**Provided records:**

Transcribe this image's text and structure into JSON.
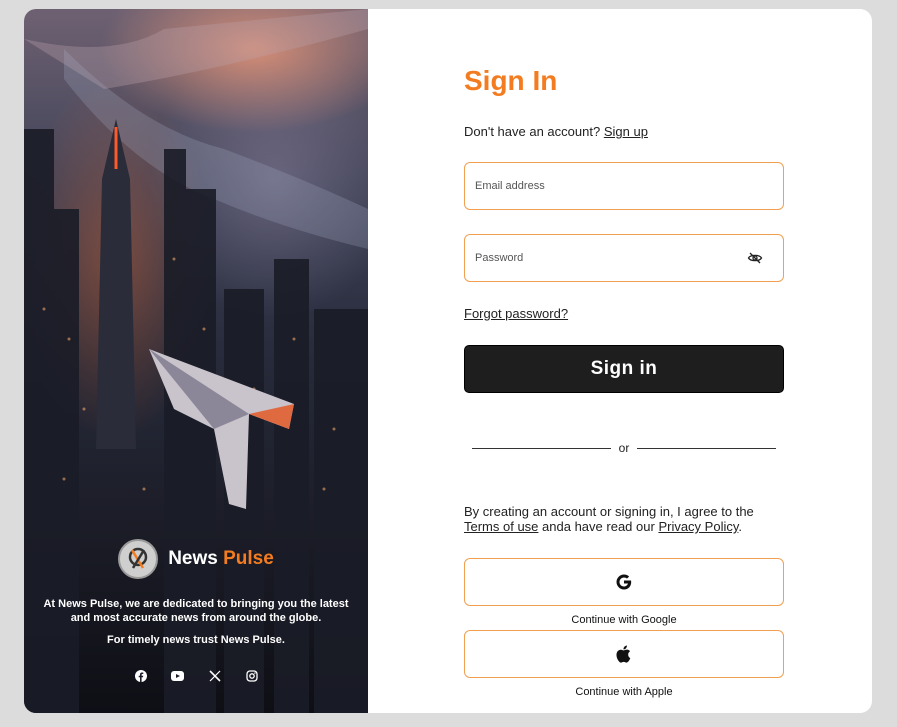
{
  "brand": {
    "name_part1": "News",
    "name_part2": "Pulse",
    "accent": "#f47c20"
  },
  "left_panel": {
    "description": "At News Pulse, we are dedicated to bringing you the latest and most accurate news from around the globe.",
    "tagline": "For timely news trust News Pulse.",
    "socials": [
      "facebook-icon",
      "youtube-icon",
      "x-icon",
      "instagram-icon"
    ]
  },
  "form": {
    "title": "Sign In",
    "no_account_text": "Don't have an account?",
    "sign_up_link": "Sign up",
    "email_placeholder": "Email address",
    "password_placeholder": "Password",
    "forgot_password": "Forgot password?",
    "sign_in_button": "Sign in",
    "divider_text": "or",
    "agree_text_1": "By creating an account or signing in, I agree to the",
    "terms_link": "Terms of use",
    "agree_text_2": "anda have read our",
    "privacy_link": "Privacy Policy",
    "agree_text_3": ".",
    "google_label": "Continue with Google",
    "apple_label": "Continue with Apple"
  },
  "colors": {
    "accent": "#f47c20",
    "button_bg": "#1e1e1e",
    "field_border": "#f0a050"
  }
}
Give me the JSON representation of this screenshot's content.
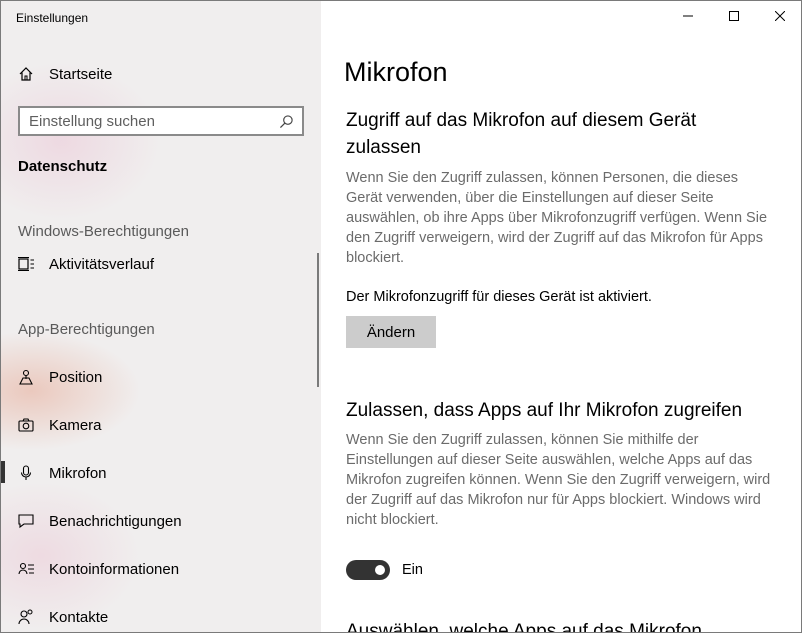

**Given problem:**
List every line from the entries above in which "News" appears.

**Response to the task:**
    "name_part1": "News",
    "description": "At News Pulse, we are dedicated to bringing you the latest and most accurate news from around the globe.",
    "tagline": "For timely news trust News Pulse.",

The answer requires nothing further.